__Listing__
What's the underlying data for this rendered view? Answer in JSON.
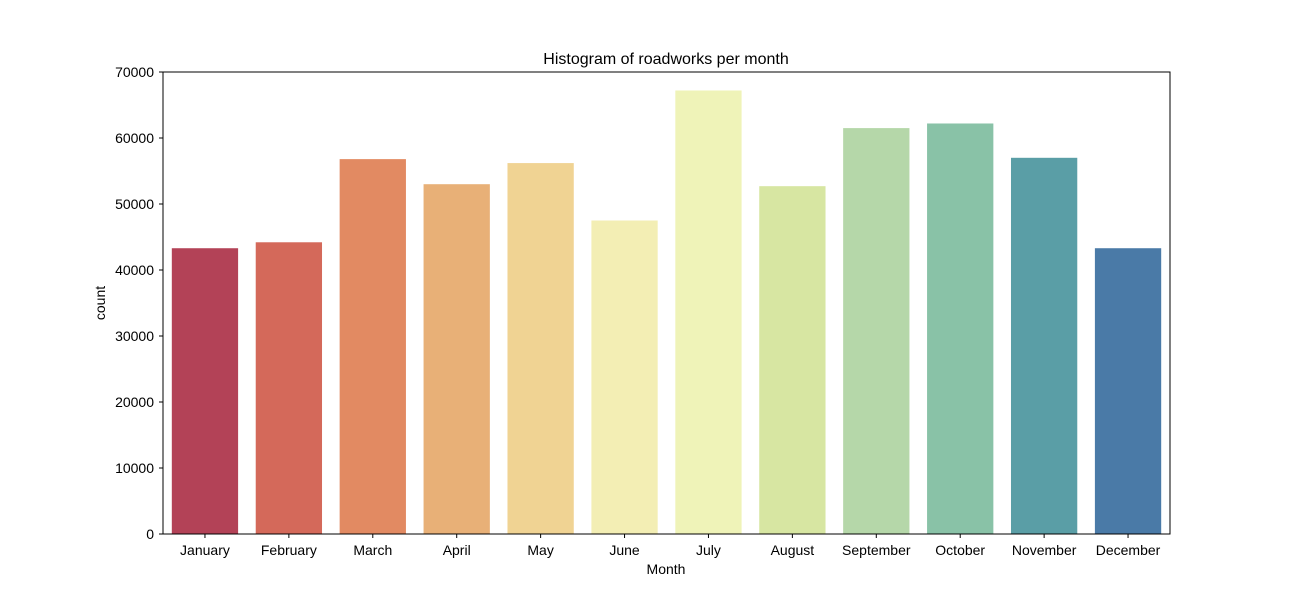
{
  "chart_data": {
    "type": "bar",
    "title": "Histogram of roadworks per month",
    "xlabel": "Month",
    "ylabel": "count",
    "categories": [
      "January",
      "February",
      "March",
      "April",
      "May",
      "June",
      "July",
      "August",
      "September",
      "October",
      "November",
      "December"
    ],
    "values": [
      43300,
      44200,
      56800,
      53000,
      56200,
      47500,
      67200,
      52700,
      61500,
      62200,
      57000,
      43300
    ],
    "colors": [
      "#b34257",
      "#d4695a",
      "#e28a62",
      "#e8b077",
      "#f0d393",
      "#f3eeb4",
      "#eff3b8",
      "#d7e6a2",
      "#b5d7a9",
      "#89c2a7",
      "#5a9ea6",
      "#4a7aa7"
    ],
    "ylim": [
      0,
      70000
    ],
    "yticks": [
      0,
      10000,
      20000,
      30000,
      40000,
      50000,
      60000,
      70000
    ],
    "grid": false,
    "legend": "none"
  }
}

__Problem statement__
Every record above should be transcribed exactly; the pictures stay out of the copy.

__Task solution__
What's the underlying data for this rendered view? Answer in JSON.
{
  "chart_data": {
    "type": "bar",
    "title": "Histogram of roadworks per month",
    "xlabel": "Month",
    "ylabel": "count",
    "categories": [
      "January",
      "February",
      "March",
      "April",
      "May",
      "June",
      "July",
      "August",
      "September",
      "October",
      "November",
      "December"
    ],
    "values": [
      43300,
      44200,
      56800,
      53000,
      56200,
      47500,
      67200,
      52700,
      61500,
      62200,
      57000,
      43300
    ],
    "colors": [
      "#b34257",
      "#d4695a",
      "#e28a62",
      "#e8b077",
      "#f0d393",
      "#f3eeb4",
      "#eff3b8",
      "#d7e6a2",
      "#b5d7a9",
      "#89c2a7",
      "#5a9ea6",
      "#4a7aa7"
    ],
    "ylim": [
      0,
      70000
    ],
    "yticks": [
      0,
      10000,
      20000,
      30000,
      40000,
      50000,
      60000,
      70000
    ],
    "grid": false,
    "legend": "none"
  }
}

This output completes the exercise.